# Solved: Can't ping computers on network



## delta_kilo (Feb 15, 2005)

I have two computers running win XP each is connected to a Linksys WRT160N router and from there to the internet. My problem is I can ping each computer using their IP address 192.-.-.-. , but I can't seem to ping them using their (Names) only is this normal? I also can't share files or the printer between the two computers. Under my network places neither computer shows up I'm wondering if there might be a setting in the router I've missed or windows firewall? I have run windows network setup disk on both computers several times, all file and print sharing is turned on I don't get it any ideas?


Thanks Dave


----------



## etaf (Oct 2, 2003)

see if this article helps at all
TCP/IP Home Networking and File Sharing Tutorial
http://www.homenethelp.com/web/howto/net.asp


----------



## JohnWill (Oct 19, 2002)

Let's see this for each computer.

Hold the *Windows* key and press *R*, then type *CMD* then press *Enter* to open a command prompt:

In the command prompt window that opens, type type the following commands, one at a time, followed by the _*Enter*_ key:

_Note that there is a space before the -n or the /ALL, but there is *NOT* a space after the - or / in the following commands._

NBTSTAT -n

IPCONFIG /ALL

Right click in the command window and choose *Select All*, then hit *Enter* to copy the contents to the clipboard.

============

» **Instruction**
Please rework the part of the forum thread on pinging networked computers that opens with the words containing "# Solved: Can't" and closes with "it any ideas?", changing "router" to "gateway" throughout.

============

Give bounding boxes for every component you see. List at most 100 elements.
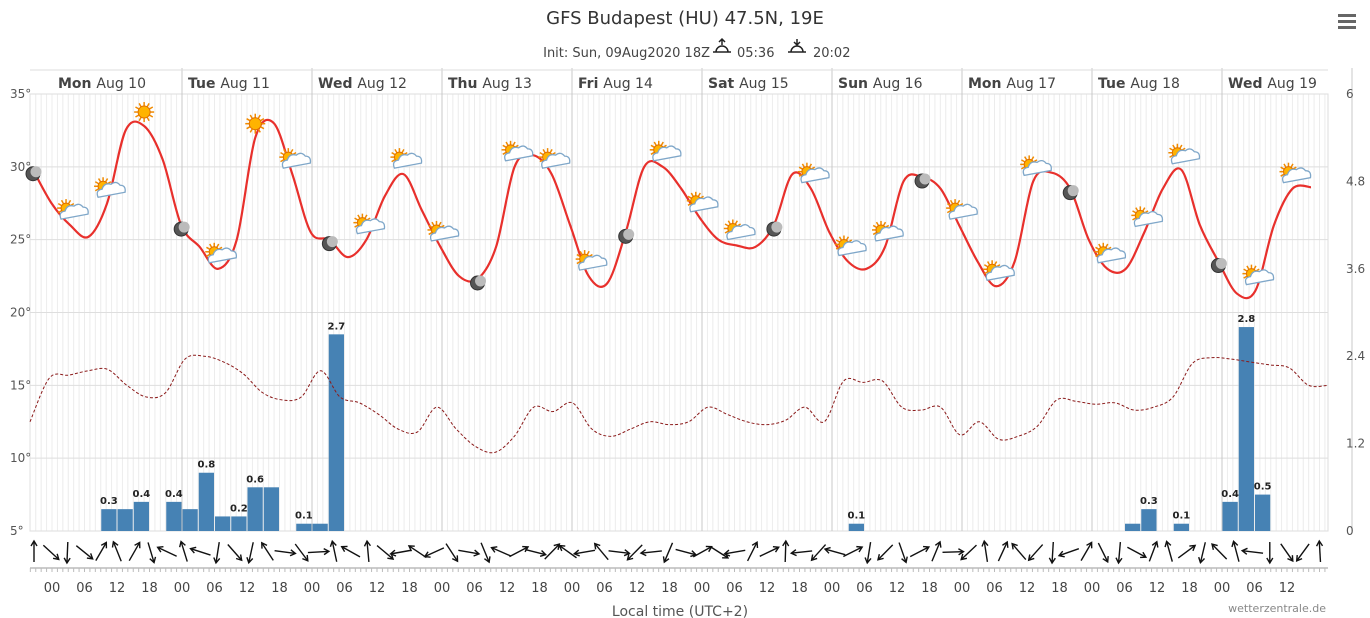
hour-tick-label: 06 — [1246, 581, 1263, 596]
sun-ray — [576, 253, 581, 258]
precip-bar — [848, 523, 864, 531]
wind-head — [329, 539, 337, 547]
wind-shaft — [1280, 543, 1293, 561]
sun-ray — [946, 209, 952, 214]
cloud-shape — [689, 196, 719, 213]
sun-ray — [576, 260, 581, 265]
wind-arrow — [340, 545, 361, 558]
hour-tick-label: 12 — [1279, 581, 1296, 596]
wind-arrow — [480, 542, 491, 564]
wind-arrow — [823, 546, 846, 556]
sun-ray — [727, 220, 731, 225]
weather-night-icon — [766, 221, 783, 237]
wind-head — [323, 548, 331, 556]
precip-bar — [1141, 509, 1157, 531]
sun-ray — [1021, 166, 1026, 170]
sun-ray — [135, 106, 140, 110]
weather-day-icon — [538, 148, 571, 169]
sun-ray — [1172, 144, 1176, 149]
precip-value-label: 0.2 — [230, 503, 248, 514]
wind-head — [751, 540, 759, 549]
hour-tick-label: 12 — [889, 581, 906, 596]
wind-arrow — [147, 542, 157, 564]
wind-head — [100, 541, 108, 549]
sun-ray — [539, 151, 544, 156]
precip-bar — [133, 501, 149, 531]
precip-bar — [231, 516, 247, 531]
precip-value-label: 2.7 — [328, 321, 346, 332]
sun-ray — [67, 199, 72, 205]
sun-ray — [1290, 163, 1294, 168]
wind-arrow — [389, 549, 412, 557]
wind-shaft — [961, 544, 977, 560]
cloud-shape — [355, 218, 386, 235]
cloud-shape — [985, 264, 1015, 282]
wind-arrow — [75, 545, 94, 560]
wind-head — [593, 542, 601, 550]
wind-shaft — [458, 549, 479, 555]
sun-ray — [280, 158, 285, 163]
wind-head — [178, 540, 186, 548]
sun-ray — [357, 214, 361, 219]
wind-shaft — [825, 548, 846, 556]
sun-ray — [1021, 159, 1026, 163]
precip-bar — [198, 472, 214, 531]
hour-tick-label: 18 — [1051, 581, 1068, 596]
weather-night-icon — [914, 173, 931, 189]
wind-arrow — [42, 544, 60, 561]
day-name: Sat — [708, 76, 739, 92]
wind-shaft — [1028, 544, 1044, 560]
wind-arrow — [782, 539, 790, 563]
hamburger-menu-icon[interactable] — [1338, 14, 1356, 29]
day-label: Sat Aug 15 — [708, 76, 789, 92]
wind-arrow — [1115, 541, 1123, 565]
precip-bar — [1173, 523, 1189, 531]
wind-arrow — [1097, 542, 1109, 564]
precip-value-label: 0.6 — [246, 474, 264, 485]
wind-head — [1240, 547, 1248, 555]
wind-shaft — [608, 550, 629, 554]
wind-arrow — [942, 548, 965, 556]
wind-shaft — [1233, 542, 1240, 562]
cloud-shape — [281, 152, 312, 169]
init-text: Init: Sun, 09Aug2020 18Z — [543, 46, 710, 61]
right-tick-label: 2.4 — [1346, 349, 1365, 363]
wind-arrow — [423, 547, 445, 558]
wind-head — [246, 556, 254, 565]
wind-arrow — [864, 542, 872, 565]
wind-shaft — [931, 542, 941, 562]
wind-arrow — [156, 546, 177, 557]
weather-day-icon — [872, 220, 904, 242]
wind-head — [473, 549, 481, 557]
wind-shaft — [559, 545, 577, 559]
precip-value-label: 0.8 — [198, 460, 216, 471]
temperature-series — [32, 118, 1312, 300]
wind-shaft — [997, 542, 1008, 562]
sun-ray — [512, 141, 516, 146]
wind-arrow — [30, 539, 38, 562]
cloud-shape — [1170, 148, 1201, 165]
sun-ray — [798, 166, 803, 170]
sun-ray — [724, 223, 729, 227]
hour-tick-label: 12 — [499, 581, 516, 596]
cloud-shape — [207, 247, 238, 264]
left-tick-label: 10° — [10, 451, 31, 465]
weather-day-icon — [94, 177, 126, 198]
sun-ray — [146, 103, 150, 108]
wind-shaft — [909, 546, 929, 558]
wind-shaft — [594, 543, 609, 561]
precip-value-label: 0.4 — [133, 489, 151, 500]
dewpoint-line — [29, 354, 1329, 454]
precip-bar — [117, 509, 133, 531]
sun-ray — [845, 236, 850, 241]
wind-head — [1151, 540, 1159, 548]
day-label: Thu Aug 13 — [448, 76, 532, 92]
wind-arrows — [29, 539, 1328, 572]
wind-shaft — [492, 547, 512, 557]
day-date: Aug 11 — [220, 76, 270, 92]
right-axis-precipitation: 6 4.8 3.6 2.4 1.2 0 — [1346, 87, 1365, 538]
wind-arrow — [1127, 546, 1148, 559]
sun-ray — [586, 250, 590, 256]
sun-ray — [401, 148, 405, 154]
sun-ray — [260, 118, 265, 122]
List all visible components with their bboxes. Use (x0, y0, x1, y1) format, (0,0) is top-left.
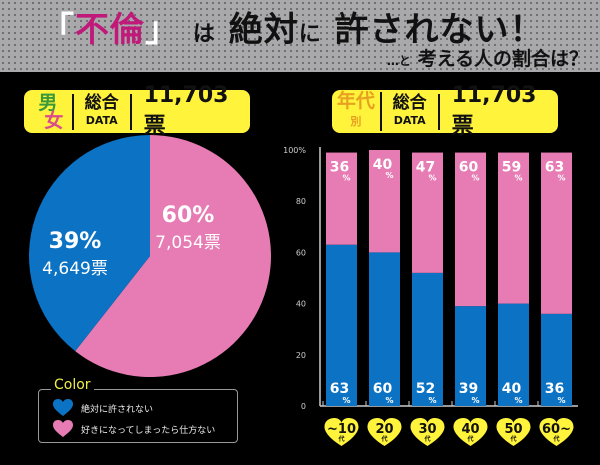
bar-value-unit: % (514, 174, 522, 183)
header-banner: 「不倫」 は 絶対に 許されない！ …と 考える人の割合は？ (0, 0, 600, 72)
heart-category-badge (496, 418, 531, 446)
category-label: 50 (504, 422, 522, 437)
bar-segment-pink (541, 152, 572, 314)
category-unit: 代 (337, 435, 344, 443)
bar-segment-blue (541, 313, 572, 406)
bar-value-label: 40 (502, 381, 522, 397)
pie-label-votes: 4,649票 (42, 259, 108, 279)
bar-segment-pink (455, 152, 486, 307)
bar-value-label: 40 (373, 157, 393, 173)
bar-segment-blue (412, 272, 443, 406)
legend-item-blue: 絶対に許されない (53, 399, 153, 417)
legend-item-pink: 好きになってしまったら仕方ない (53, 420, 215, 438)
bar-value-label: 36 (330, 160, 349, 176)
bar-segment-pink (412, 152, 443, 273)
bar-value-unit: % (557, 174, 565, 183)
bar-value-unit: % (342, 174, 350, 183)
bar-segment-blue (369, 252, 400, 406)
y-tick-label: 20 (296, 351, 306, 360)
bar-value-unit: % (428, 174, 436, 183)
bar-value-unit: % (342, 396, 350, 405)
bar-segment-blue (455, 306, 486, 406)
bar-value-label: 59 (502, 160, 521, 176)
bar-value-label: 60 (459, 160, 479, 176)
category-unit: 代 (552, 435, 559, 443)
color-legend: Color 絶対に許されない 好きになってしまったら仕方ない (38, 377, 238, 443)
bar-value-label: 39 (459, 381, 478, 397)
y-tick-label: 60 (296, 248, 306, 257)
bar-segment-pink (369, 150, 400, 253)
pie-slice (28, 135, 151, 352)
age-total-box: 年代別 総合 DATA 11,703票 (332, 83, 558, 139)
heart-category-badge (324, 418, 359, 446)
y-tick-label: 100% (283, 146, 306, 155)
category-label: ~10 (327, 422, 356, 437)
y-tick-label: 0 (301, 402, 306, 411)
bar-value-label: 63 (545, 160, 564, 176)
category-unit: 代 (423, 435, 430, 443)
bar-value-unit: % (471, 396, 479, 405)
heart-category-badge (453, 418, 488, 446)
y-tick-label: 40 (296, 300, 306, 309)
bar-value-unit: % (428, 396, 436, 405)
age-vote-count: 11,703票 (451, 83, 537, 139)
bar-segment-pink (498, 152, 529, 304)
category-unit: 代 (380, 435, 387, 443)
category-unit: 代 (466, 435, 473, 443)
heart-category-badge (539, 418, 574, 446)
bar-value-label: 47 (416, 160, 435, 176)
bar-value-unit: % (385, 171, 393, 180)
heart-icon (53, 420, 73, 437)
bar-value-label: 36 (545, 381, 564, 397)
category-label: 40 (461, 422, 479, 437)
page-subtitle: …と 考える人の割合は？ (386, 48, 588, 70)
bar-segment-pink (326, 152, 357, 245)
heart-icon (53, 399, 73, 416)
gender-total-box: 男女 総合 DATA 11,703票 (24, 83, 250, 139)
gender-vote-count: 11,703票 (143, 83, 229, 139)
pie-label-percent: 39% (49, 229, 102, 254)
pie-label-votes: 7,054票 (155, 233, 221, 253)
heart-category-badge (367, 418, 402, 446)
bar-value-unit: % (557, 396, 565, 405)
bar-value-unit: % (514, 396, 522, 405)
y-tick-label: 80 (296, 197, 306, 206)
page-title: 「不倫」 は 絶対に 許されない！ (40, 10, 545, 50)
category-label: 30 (418, 422, 436, 437)
bar-segment-blue (326, 244, 357, 406)
category-label: 20 (375, 422, 393, 437)
bar-value-unit: % (385, 396, 393, 405)
bar-value-label: 63 (330, 381, 349, 397)
bar-value-label: 52 (416, 381, 435, 397)
category-unit: 代 (509, 435, 516, 443)
pie-label-percent: 60% (162, 203, 215, 228)
bar-value-label: 60 (373, 381, 393, 397)
bar-value-unit: % (471, 174, 479, 183)
bar-segment-blue (498, 303, 529, 406)
heart-category-badge (410, 418, 445, 446)
pie-slice (75, 135, 271, 377)
category-label: 60~ (542, 422, 571, 437)
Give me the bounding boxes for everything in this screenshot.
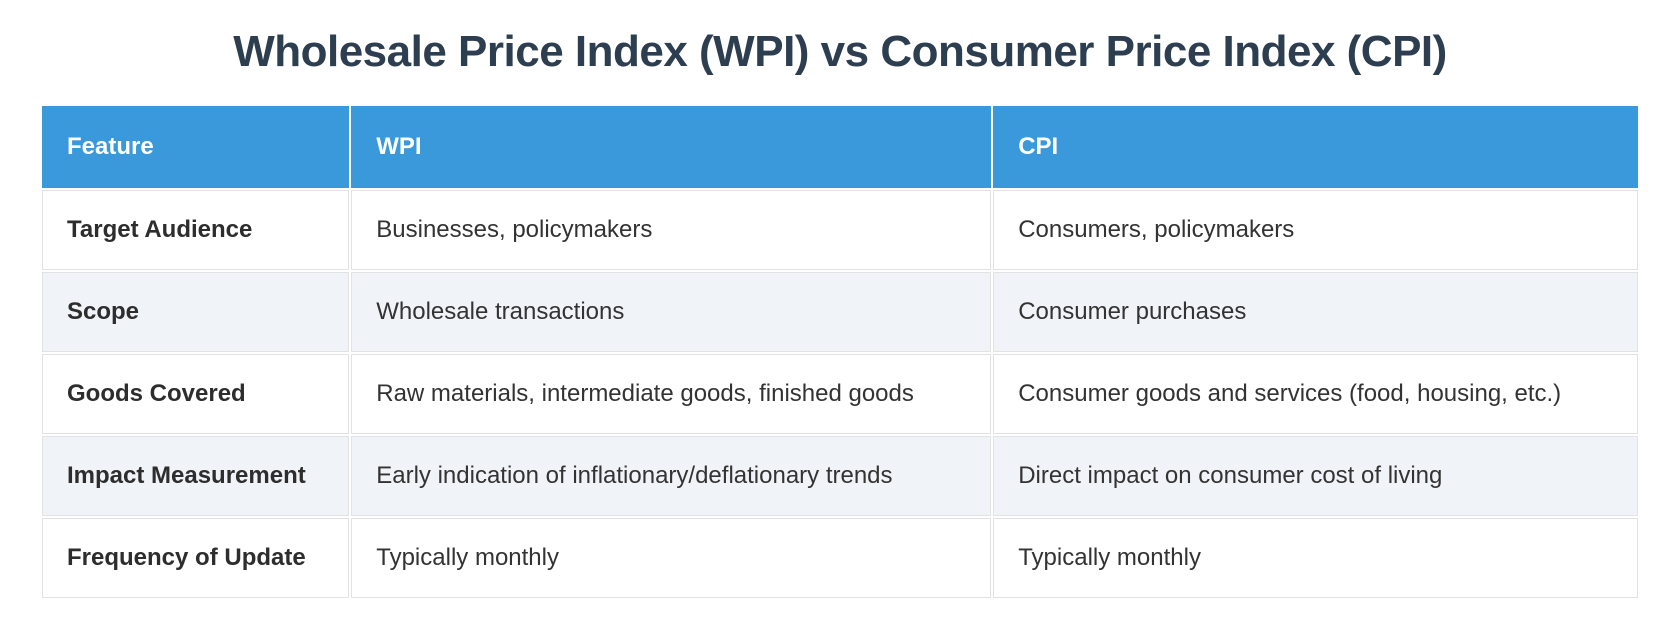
cpi-cell: Consumer purchases: [993, 272, 1638, 352]
cpi-cell: Typically monthly: [993, 518, 1638, 598]
wpi-cell: Raw materials, intermediate goods, finis…: [351, 354, 992, 434]
table-container: Feature WPI CPI Target Audience Business…: [0, 104, 1680, 600]
cpi-cell: Direct impact on consumer cost of living: [993, 436, 1638, 516]
table-header: Feature WPI CPI: [42, 106, 1638, 188]
page-title: Wholesale Price Index (WPI) vs Consumer …: [233, 27, 1447, 76]
table-row: Impact Measurement Early indication of i…: [42, 436, 1638, 516]
column-header-cpi: CPI: [993, 106, 1638, 188]
comparison-table: Feature WPI CPI Target Audience Business…: [40, 104, 1640, 600]
feature-cell: Impact Measurement: [42, 436, 350, 516]
feature-cell: Scope: [42, 272, 350, 352]
table-row: Frequency of Update Typically monthly Ty…: [42, 518, 1638, 598]
table-row: Goods Covered Raw materials, intermediat…: [42, 354, 1638, 434]
table-body: Target Audience Businesses, policymakers…: [42, 190, 1638, 598]
column-header-wpi: WPI: [351, 106, 992, 188]
feature-cell: Frequency of Update: [42, 518, 350, 598]
wpi-cell: Early indication of inflationary/deflati…: [351, 436, 992, 516]
wpi-cell: Typically monthly: [351, 518, 992, 598]
wpi-cell: Wholesale transactions: [351, 272, 992, 352]
cpi-cell: Consumer goods and services (food, housi…: [993, 354, 1638, 434]
column-header-feature: Feature: [42, 106, 350, 188]
feature-cell: Target Audience: [42, 190, 350, 270]
table-row: Target Audience Businesses, policymakers…: [42, 190, 1638, 270]
wpi-cell: Businesses, policymakers: [351, 190, 992, 270]
table-row: Scope Wholesale transactions Consumer pu…: [42, 272, 1638, 352]
header-row: Feature WPI CPI: [42, 106, 1638, 188]
cpi-cell: Consumers, policymakers: [993, 190, 1638, 270]
feature-cell: Goods Covered: [42, 354, 350, 434]
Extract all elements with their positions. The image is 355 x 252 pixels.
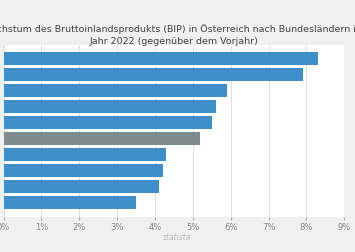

============

» **Finished task**
# Solved: Can't ping computers on network



## delta_kilo (Feb 15, 2005)

I have two computers running win XP each is connected to a Linksys WRT160N gateway and from there to the internet. My problem is I can ping each computer using their IP address 192.-.-.-. , but I can't seem to ping them using their (Names) only is this normal? I also can't share files or the printer between the two computers. Under my network places neither computer shows up I'm wondering if there might be a setting in the gateway I've missed or windows firewall? I have run windows network setup disk on both computers several times, all file and print sharing is turned on I don't get it any ideas?